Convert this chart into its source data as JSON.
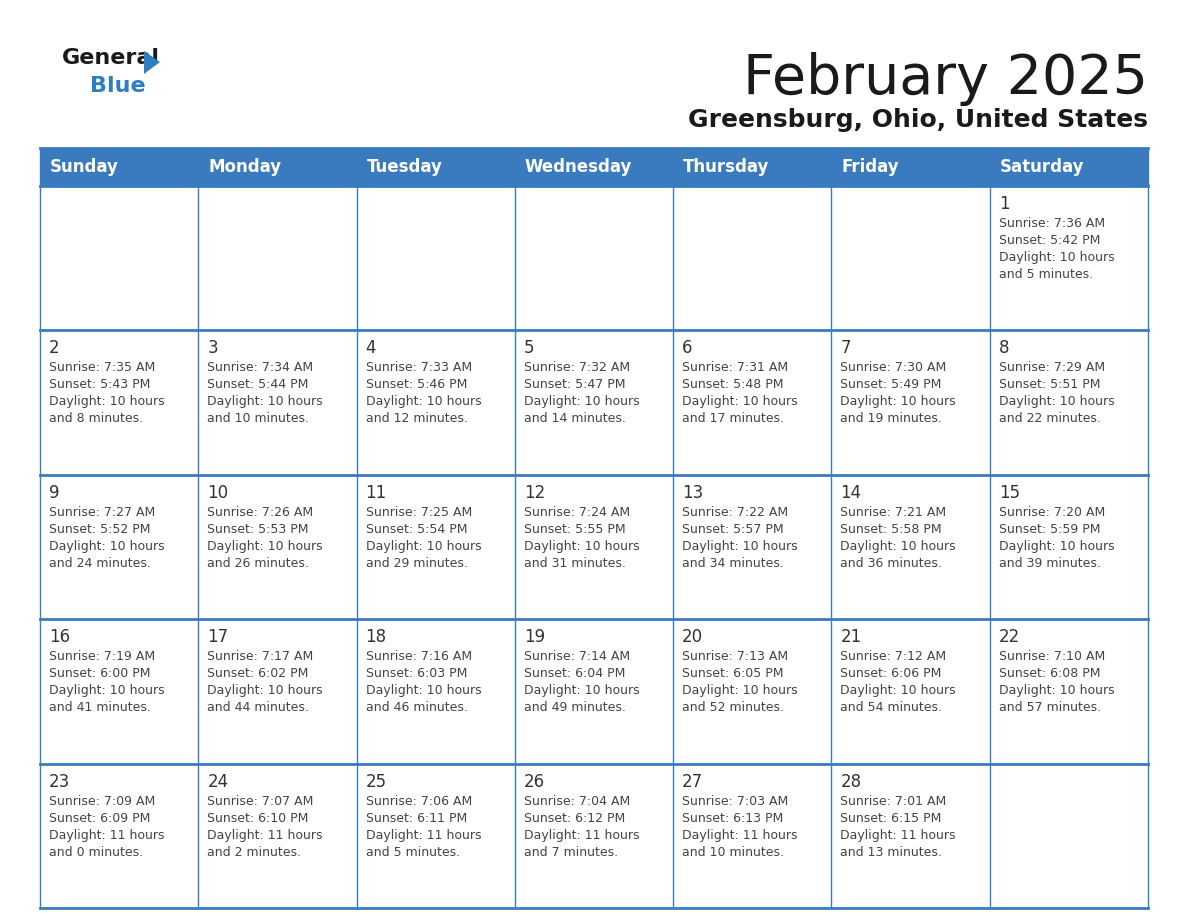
{
  "title": "February 2025",
  "subtitle": "Greensburg, Ohio, United States",
  "header_color": "#3a7bbf",
  "header_text_color": "#ffffff",
  "border_color": "#3a7bbf",
  "day_names": [
    "Sunday",
    "Monday",
    "Tuesday",
    "Wednesday",
    "Thursday",
    "Friday",
    "Saturday"
  ],
  "title_color": "#1a1a1a",
  "subtitle_color": "#1a1a1a",
  "day_number_color": "#333333",
  "info_color": "#444444",
  "logo_text_color": "#1a1a1a",
  "logo_blue_color": "#2e7fc1",
  "logo_triangle_color": "#2e7fc1",
  "calendar": [
    [
      null,
      null,
      null,
      null,
      null,
      null,
      {
        "day": 1,
        "sunrise": "7:36 AM",
        "sunset": "5:42 PM",
        "daylight": "10 hours and 5 minutes"
      }
    ],
    [
      {
        "day": 2,
        "sunrise": "7:35 AM",
        "sunset": "5:43 PM",
        "daylight": "10 hours and 8 minutes"
      },
      {
        "day": 3,
        "sunrise": "7:34 AM",
        "sunset": "5:44 PM",
        "daylight": "10 hours and 10 minutes"
      },
      {
        "day": 4,
        "sunrise": "7:33 AM",
        "sunset": "5:46 PM",
        "daylight": "10 hours and 12 minutes"
      },
      {
        "day": 5,
        "sunrise": "7:32 AM",
        "sunset": "5:47 PM",
        "daylight": "10 hours and 14 minutes"
      },
      {
        "day": 6,
        "sunrise": "7:31 AM",
        "sunset": "5:48 PM",
        "daylight": "10 hours and 17 minutes"
      },
      {
        "day": 7,
        "sunrise": "7:30 AM",
        "sunset": "5:49 PM",
        "daylight": "10 hours and 19 minutes"
      },
      {
        "day": 8,
        "sunrise": "7:29 AM",
        "sunset": "5:51 PM",
        "daylight": "10 hours and 22 minutes"
      }
    ],
    [
      {
        "day": 9,
        "sunrise": "7:27 AM",
        "sunset": "5:52 PM",
        "daylight": "10 hours and 24 minutes"
      },
      {
        "day": 10,
        "sunrise": "7:26 AM",
        "sunset": "5:53 PM",
        "daylight": "10 hours and 26 minutes"
      },
      {
        "day": 11,
        "sunrise": "7:25 AM",
        "sunset": "5:54 PM",
        "daylight": "10 hours and 29 minutes"
      },
      {
        "day": 12,
        "sunrise": "7:24 AM",
        "sunset": "5:55 PM",
        "daylight": "10 hours and 31 minutes"
      },
      {
        "day": 13,
        "sunrise": "7:22 AM",
        "sunset": "5:57 PM",
        "daylight": "10 hours and 34 minutes"
      },
      {
        "day": 14,
        "sunrise": "7:21 AM",
        "sunset": "5:58 PM",
        "daylight": "10 hours and 36 minutes"
      },
      {
        "day": 15,
        "sunrise": "7:20 AM",
        "sunset": "5:59 PM",
        "daylight": "10 hours and 39 minutes"
      }
    ],
    [
      {
        "day": 16,
        "sunrise": "7:19 AM",
        "sunset": "6:00 PM",
        "daylight": "10 hours and 41 minutes"
      },
      {
        "day": 17,
        "sunrise": "7:17 AM",
        "sunset": "6:02 PM",
        "daylight": "10 hours and 44 minutes"
      },
      {
        "day": 18,
        "sunrise": "7:16 AM",
        "sunset": "6:03 PM",
        "daylight": "10 hours and 46 minutes"
      },
      {
        "day": 19,
        "sunrise": "7:14 AM",
        "sunset": "6:04 PM",
        "daylight": "10 hours and 49 minutes"
      },
      {
        "day": 20,
        "sunrise": "7:13 AM",
        "sunset": "6:05 PM",
        "daylight": "10 hours and 52 minutes"
      },
      {
        "day": 21,
        "sunrise": "7:12 AM",
        "sunset": "6:06 PM",
        "daylight": "10 hours and 54 minutes"
      },
      {
        "day": 22,
        "sunrise": "7:10 AM",
        "sunset": "6:08 PM",
        "daylight": "10 hours and 57 minutes"
      }
    ],
    [
      {
        "day": 23,
        "sunrise": "7:09 AM",
        "sunset": "6:09 PM",
        "daylight": "11 hours and 0 minutes"
      },
      {
        "day": 24,
        "sunrise": "7:07 AM",
        "sunset": "6:10 PM",
        "daylight": "11 hours and 2 minutes"
      },
      {
        "day": 25,
        "sunrise": "7:06 AM",
        "sunset": "6:11 PM",
        "daylight": "11 hours and 5 minutes"
      },
      {
        "day": 26,
        "sunrise": "7:04 AM",
        "sunset": "6:12 PM",
        "daylight": "11 hours and 7 minutes"
      },
      {
        "day": 27,
        "sunrise": "7:03 AM",
        "sunset": "6:13 PM",
        "daylight": "11 hours and 10 minutes"
      },
      {
        "day": 28,
        "sunrise": "7:01 AM",
        "sunset": "6:15 PM",
        "daylight": "11 hours and 13 minutes"
      },
      null
    ]
  ]
}
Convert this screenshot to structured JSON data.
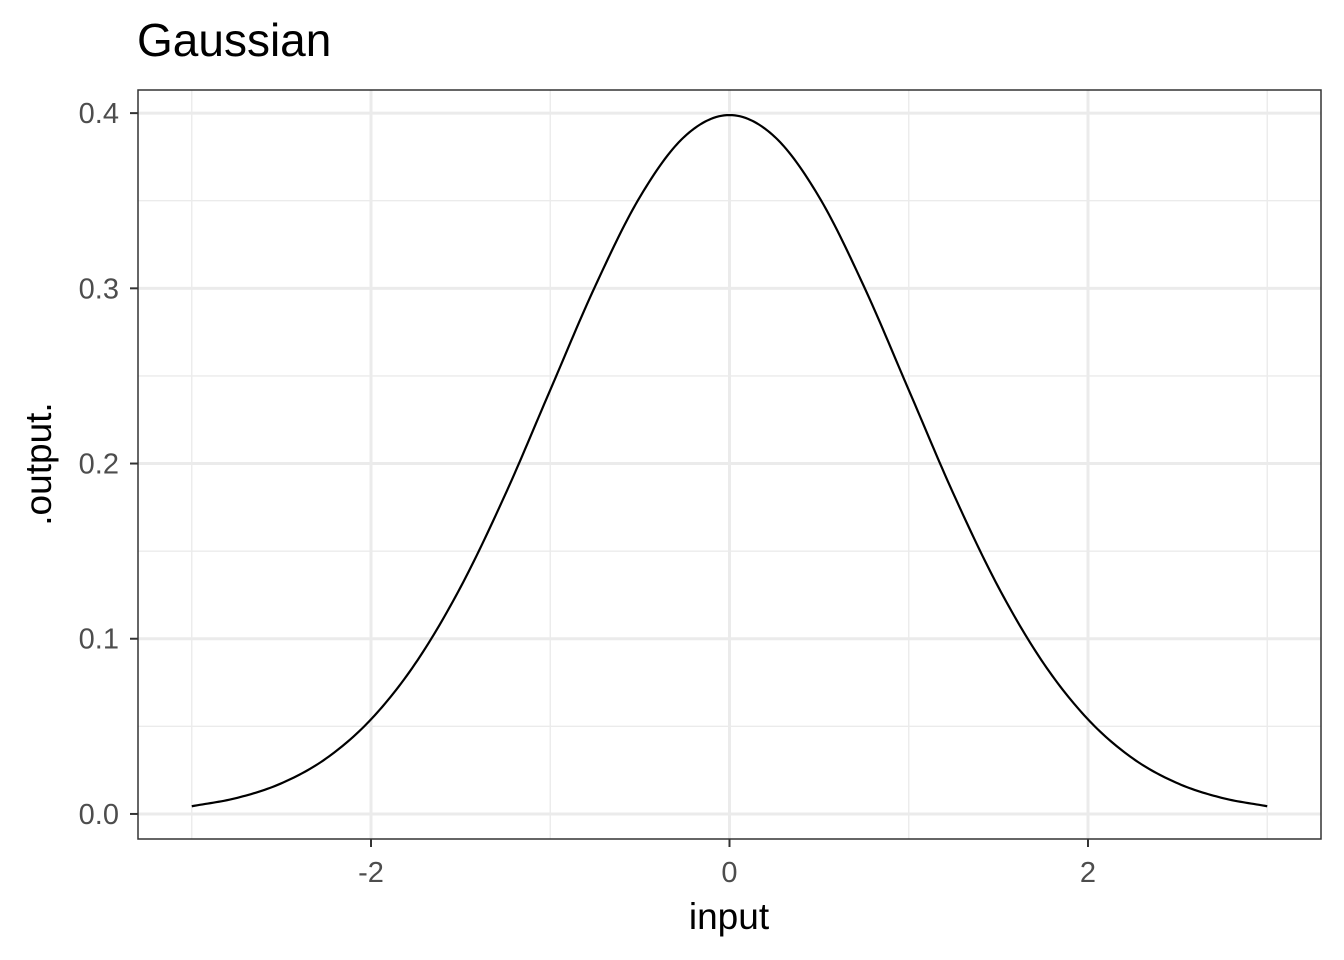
{
  "chart_data": {
    "type": "line",
    "title": "Gaussian",
    "xlabel": "input",
    "ylabel": ".output.",
    "xlim": [
      -3.3,
      3.3
    ],
    "ylim": [
      -0.0143,
      0.4132
    ],
    "x_ticks": [
      {
        "value": -2,
        "label": "-2"
      },
      {
        "value": 0,
        "label": "0"
      },
      {
        "value": 2,
        "label": "2"
      }
    ],
    "y_ticks": [
      {
        "value": 0.0,
        "label": "0.0"
      },
      {
        "value": 0.1,
        "label": "0.1"
      },
      {
        "value": 0.2,
        "label": "0.2"
      },
      {
        "value": 0.3,
        "label": "0.3"
      },
      {
        "value": 0.4,
        "label": "0.4"
      }
    ],
    "x_minor": [
      -3,
      -1,
      1,
      3
    ],
    "y_minor": [
      0.05,
      0.15,
      0.25,
      0.35
    ],
    "grid": true,
    "legend": "none",
    "series": [
      {
        "color": "#000000",
        "x": [
          -3.0,
          -2.75,
          -2.5,
          -2.25,
          -2.0,
          -1.75,
          -1.5,
          -1.25,
          -1.0,
          -0.75,
          -0.5,
          -0.25,
          0.0,
          0.25,
          0.5,
          0.75,
          1.0,
          1.25,
          1.5,
          1.75,
          2.0,
          2.25,
          2.5,
          2.75,
          3.0
        ],
        "y": [
          0.0044,
          0.0091,
          0.0175,
          0.0317,
          0.054,
          0.0863,
          0.1295,
          0.1826,
          0.242,
          0.3011,
          0.3521,
          0.3867,
          0.3989,
          0.3867,
          0.3521,
          0.3011,
          0.242,
          0.1826,
          0.1295,
          0.0863,
          0.054,
          0.0317,
          0.0175,
          0.0091,
          0.0044
        ]
      }
    ]
  }
}
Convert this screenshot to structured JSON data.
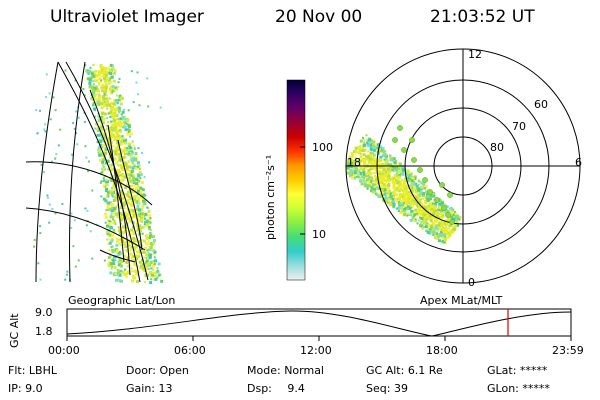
{
  "header": {
    "instrument": "Ultraviolet Imager",
    "date": "20 Nov 00",
    "time": "21:03:52 UT"
  },
  "colorbar": {
    "unit_label": "photon cm⁻²s⁻¹",
    "ticks": [
      "100",
      "10"
    ],
    "colors": [
      "#000033",
      "#330066",
      "#660066",
      "#990033",
      "#cc0000",
      "#ff3300",
      "#ff9900",
      "#ffcc00",
      "#ffff33",
      "#ccff33",
      "#88ee44",
      "#44dd77",
      "#33cccc",
      "#99dddd",
      "#eeeeee"
    ]
  },
  "panels": {
    "left_label": "Geographic Lat/Lon",
    "right_label": "Apex MLat/MLT",
    "polar_labels": {
      "mlt_12": "12",
      "mlt_18": "18",
      "mlt_6": "6",
      "mlt_0": "0",
      "lat_60": "60",
      "lat_70": "70",
      "lat_80": "80"
    }
  },
  "altitude_plot": {
    "ylabel": "GC Alt",
    "yticks": [
      "9.0",
      "1.8"
    ],
    "xticks": [
      "00:00",
      "06:00",
      "12:00",
      "18:00",
      "23:59"
    ],
    "current_time_marker_color": "#dd0000"
  },
  "info": {
    "row1": [
      {
        "label": "Flt:",
        "value": "LBHL"
      },
      {
        "label": "Door:",
        "value": "Open"
      },
      {
        "label": "Mode:",
        "value": "Normal"
      },
      {
        "label": "GC Alt:",
        "value": "6.1 Re"
      },
      {
        "label": "GLat:",
        "value": "*****"
      }
    ],
    "row2": [
      {
        "label": "IP:",
        "value": "9.0"
      },
      {
        "label": "Gain:",
        "value": "13"
      },
      {
        "label": "Dsp:",
        "value": "9.4"
      },
      {
        "label": "Seq:",
        "value": "39"
      },
      {
        "label": "GLon:",
        "value": "*****"
      }
    ]
  }
}
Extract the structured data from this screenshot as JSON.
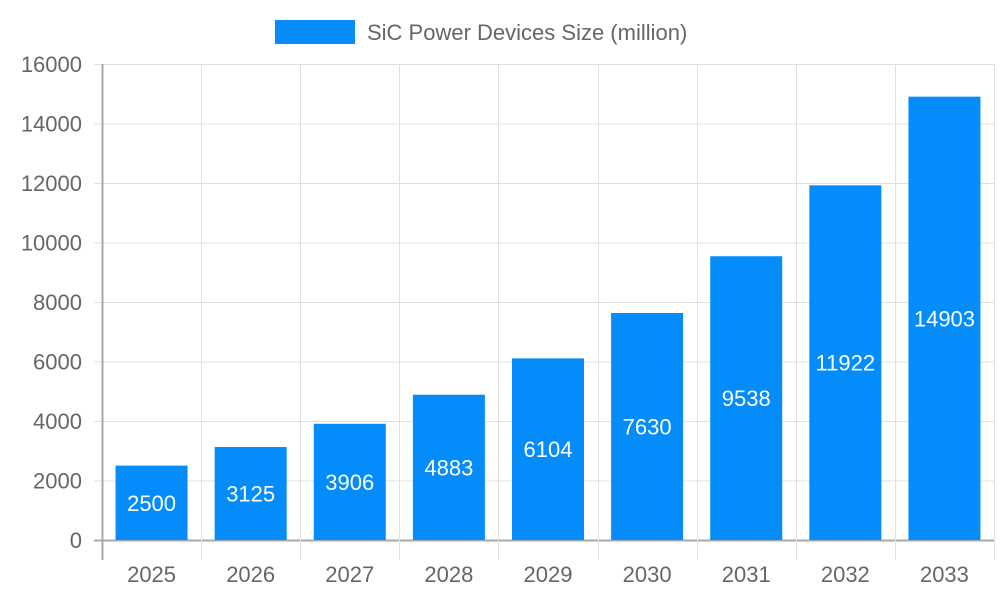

------------------------------------------------------------

Looking at the data above, show all lines where the word "this" occurs.

### Task output
Convert this chart into its source data as JSON.
Convert this screenshot to structured JSON data.
Convert this screenshot to structured JSON data.
Extract the structured data from this screenshot as JSON.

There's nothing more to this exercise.